Exercise aim: Identify the lines that contain the word "Rates", then copy them.

Excerpts from a figure dataset
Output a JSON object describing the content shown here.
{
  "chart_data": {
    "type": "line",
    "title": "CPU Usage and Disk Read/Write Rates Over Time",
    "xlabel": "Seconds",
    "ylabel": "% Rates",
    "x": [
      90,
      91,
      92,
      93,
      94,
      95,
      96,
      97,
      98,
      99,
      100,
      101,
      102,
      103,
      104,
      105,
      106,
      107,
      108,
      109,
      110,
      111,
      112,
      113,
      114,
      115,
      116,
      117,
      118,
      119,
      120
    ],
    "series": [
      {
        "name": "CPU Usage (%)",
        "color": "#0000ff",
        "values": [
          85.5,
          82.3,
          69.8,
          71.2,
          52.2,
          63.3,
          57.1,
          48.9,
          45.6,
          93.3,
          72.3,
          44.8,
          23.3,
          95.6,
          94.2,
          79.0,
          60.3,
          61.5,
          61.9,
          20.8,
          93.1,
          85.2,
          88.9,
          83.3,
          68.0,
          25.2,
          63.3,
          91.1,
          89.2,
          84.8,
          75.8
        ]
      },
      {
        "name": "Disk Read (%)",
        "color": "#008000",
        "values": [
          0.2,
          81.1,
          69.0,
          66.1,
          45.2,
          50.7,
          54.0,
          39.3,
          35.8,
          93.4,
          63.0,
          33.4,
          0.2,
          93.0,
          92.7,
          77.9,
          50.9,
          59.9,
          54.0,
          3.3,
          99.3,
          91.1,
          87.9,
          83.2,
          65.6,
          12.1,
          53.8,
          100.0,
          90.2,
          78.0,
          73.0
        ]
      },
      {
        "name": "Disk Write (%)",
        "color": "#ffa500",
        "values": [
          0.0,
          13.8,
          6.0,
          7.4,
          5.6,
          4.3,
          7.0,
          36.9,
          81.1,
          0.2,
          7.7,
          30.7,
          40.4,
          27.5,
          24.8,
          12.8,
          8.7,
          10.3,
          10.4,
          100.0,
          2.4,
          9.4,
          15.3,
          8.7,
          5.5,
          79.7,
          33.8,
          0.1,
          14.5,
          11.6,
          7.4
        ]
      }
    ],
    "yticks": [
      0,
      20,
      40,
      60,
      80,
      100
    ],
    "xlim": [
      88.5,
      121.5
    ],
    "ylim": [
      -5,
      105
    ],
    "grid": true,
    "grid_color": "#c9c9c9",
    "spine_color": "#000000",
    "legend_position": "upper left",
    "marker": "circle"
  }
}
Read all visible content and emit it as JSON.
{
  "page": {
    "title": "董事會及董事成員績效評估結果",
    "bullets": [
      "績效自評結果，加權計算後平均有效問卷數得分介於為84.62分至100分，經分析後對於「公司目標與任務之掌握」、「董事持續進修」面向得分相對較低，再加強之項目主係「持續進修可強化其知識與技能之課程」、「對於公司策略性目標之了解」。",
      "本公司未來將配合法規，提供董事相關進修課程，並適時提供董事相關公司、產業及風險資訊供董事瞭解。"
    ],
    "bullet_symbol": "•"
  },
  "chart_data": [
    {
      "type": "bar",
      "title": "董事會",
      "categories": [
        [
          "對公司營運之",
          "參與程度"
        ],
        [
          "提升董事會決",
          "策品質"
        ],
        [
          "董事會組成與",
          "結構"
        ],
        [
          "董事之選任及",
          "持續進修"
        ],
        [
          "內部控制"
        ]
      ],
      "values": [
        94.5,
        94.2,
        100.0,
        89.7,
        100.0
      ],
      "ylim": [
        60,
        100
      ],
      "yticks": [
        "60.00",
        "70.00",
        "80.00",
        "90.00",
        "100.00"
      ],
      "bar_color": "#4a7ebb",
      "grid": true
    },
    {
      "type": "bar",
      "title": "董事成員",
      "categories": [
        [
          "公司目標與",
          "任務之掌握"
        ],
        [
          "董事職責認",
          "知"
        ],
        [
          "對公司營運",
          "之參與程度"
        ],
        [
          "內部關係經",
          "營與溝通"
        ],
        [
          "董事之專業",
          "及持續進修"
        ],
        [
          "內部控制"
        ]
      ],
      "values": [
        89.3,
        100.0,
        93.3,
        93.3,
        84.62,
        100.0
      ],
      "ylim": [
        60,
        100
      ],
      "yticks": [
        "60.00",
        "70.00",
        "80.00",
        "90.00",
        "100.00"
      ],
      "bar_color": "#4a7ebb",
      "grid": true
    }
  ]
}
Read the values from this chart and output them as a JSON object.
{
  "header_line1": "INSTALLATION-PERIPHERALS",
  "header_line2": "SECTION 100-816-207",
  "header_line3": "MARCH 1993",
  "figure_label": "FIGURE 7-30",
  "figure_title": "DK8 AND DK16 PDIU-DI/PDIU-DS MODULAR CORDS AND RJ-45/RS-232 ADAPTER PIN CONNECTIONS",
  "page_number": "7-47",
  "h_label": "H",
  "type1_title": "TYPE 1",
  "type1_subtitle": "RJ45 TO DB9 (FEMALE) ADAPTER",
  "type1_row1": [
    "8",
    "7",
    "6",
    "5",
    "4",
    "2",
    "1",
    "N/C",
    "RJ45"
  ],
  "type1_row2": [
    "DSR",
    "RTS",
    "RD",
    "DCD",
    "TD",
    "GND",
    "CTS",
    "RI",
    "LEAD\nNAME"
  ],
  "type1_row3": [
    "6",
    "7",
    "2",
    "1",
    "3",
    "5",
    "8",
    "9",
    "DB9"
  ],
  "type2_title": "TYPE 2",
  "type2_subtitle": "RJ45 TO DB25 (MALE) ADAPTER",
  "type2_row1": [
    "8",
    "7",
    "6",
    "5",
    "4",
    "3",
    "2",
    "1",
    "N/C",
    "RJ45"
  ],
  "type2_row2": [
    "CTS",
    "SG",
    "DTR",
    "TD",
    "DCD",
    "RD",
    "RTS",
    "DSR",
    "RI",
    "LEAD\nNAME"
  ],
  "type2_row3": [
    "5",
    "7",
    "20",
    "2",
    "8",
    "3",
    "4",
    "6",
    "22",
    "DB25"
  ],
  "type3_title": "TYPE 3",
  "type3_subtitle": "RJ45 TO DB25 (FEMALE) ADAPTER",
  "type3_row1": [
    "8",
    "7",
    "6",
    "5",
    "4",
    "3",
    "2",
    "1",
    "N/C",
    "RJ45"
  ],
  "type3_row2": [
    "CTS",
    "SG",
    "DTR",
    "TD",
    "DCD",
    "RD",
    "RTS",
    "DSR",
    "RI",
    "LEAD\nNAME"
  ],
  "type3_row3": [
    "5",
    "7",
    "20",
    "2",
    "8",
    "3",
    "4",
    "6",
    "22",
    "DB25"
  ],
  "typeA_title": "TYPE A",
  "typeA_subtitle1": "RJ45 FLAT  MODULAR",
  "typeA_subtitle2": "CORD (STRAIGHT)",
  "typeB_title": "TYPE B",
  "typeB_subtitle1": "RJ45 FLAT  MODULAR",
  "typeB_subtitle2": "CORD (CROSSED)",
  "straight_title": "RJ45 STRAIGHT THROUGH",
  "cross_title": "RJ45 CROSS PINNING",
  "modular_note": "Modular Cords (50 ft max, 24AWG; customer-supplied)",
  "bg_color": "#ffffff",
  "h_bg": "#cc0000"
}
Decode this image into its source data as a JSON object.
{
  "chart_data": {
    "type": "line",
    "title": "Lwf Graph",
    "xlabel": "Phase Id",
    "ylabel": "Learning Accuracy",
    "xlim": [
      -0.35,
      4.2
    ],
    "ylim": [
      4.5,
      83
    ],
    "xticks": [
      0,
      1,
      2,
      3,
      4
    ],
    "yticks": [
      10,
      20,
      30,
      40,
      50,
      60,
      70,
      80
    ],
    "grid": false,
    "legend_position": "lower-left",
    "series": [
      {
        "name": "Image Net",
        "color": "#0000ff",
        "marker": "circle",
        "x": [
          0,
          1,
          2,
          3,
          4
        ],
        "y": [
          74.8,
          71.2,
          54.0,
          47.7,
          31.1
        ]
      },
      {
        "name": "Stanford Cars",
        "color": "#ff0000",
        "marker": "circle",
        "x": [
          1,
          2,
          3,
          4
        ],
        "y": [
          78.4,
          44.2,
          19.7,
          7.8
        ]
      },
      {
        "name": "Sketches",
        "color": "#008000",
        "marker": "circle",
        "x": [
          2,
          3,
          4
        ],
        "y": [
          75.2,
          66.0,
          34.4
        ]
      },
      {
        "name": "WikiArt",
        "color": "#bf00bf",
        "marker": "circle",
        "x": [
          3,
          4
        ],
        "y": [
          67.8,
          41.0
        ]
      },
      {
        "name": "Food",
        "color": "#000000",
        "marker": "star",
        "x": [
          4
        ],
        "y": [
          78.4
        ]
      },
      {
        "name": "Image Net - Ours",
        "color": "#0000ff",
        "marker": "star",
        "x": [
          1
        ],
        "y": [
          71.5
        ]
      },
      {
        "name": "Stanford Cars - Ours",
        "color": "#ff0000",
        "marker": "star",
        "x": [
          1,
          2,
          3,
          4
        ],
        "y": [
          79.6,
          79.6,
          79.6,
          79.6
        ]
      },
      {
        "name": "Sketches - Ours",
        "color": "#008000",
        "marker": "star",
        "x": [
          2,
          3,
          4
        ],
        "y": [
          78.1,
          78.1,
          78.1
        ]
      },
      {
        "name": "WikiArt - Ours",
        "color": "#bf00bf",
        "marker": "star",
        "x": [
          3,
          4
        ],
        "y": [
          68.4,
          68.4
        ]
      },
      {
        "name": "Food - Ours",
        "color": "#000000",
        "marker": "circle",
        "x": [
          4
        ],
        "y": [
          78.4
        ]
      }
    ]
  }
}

Answer to this exercise:
    "title": "CPU Usage and Disk Read/Write Rates Over Time",
    "ylabel": "% Rates",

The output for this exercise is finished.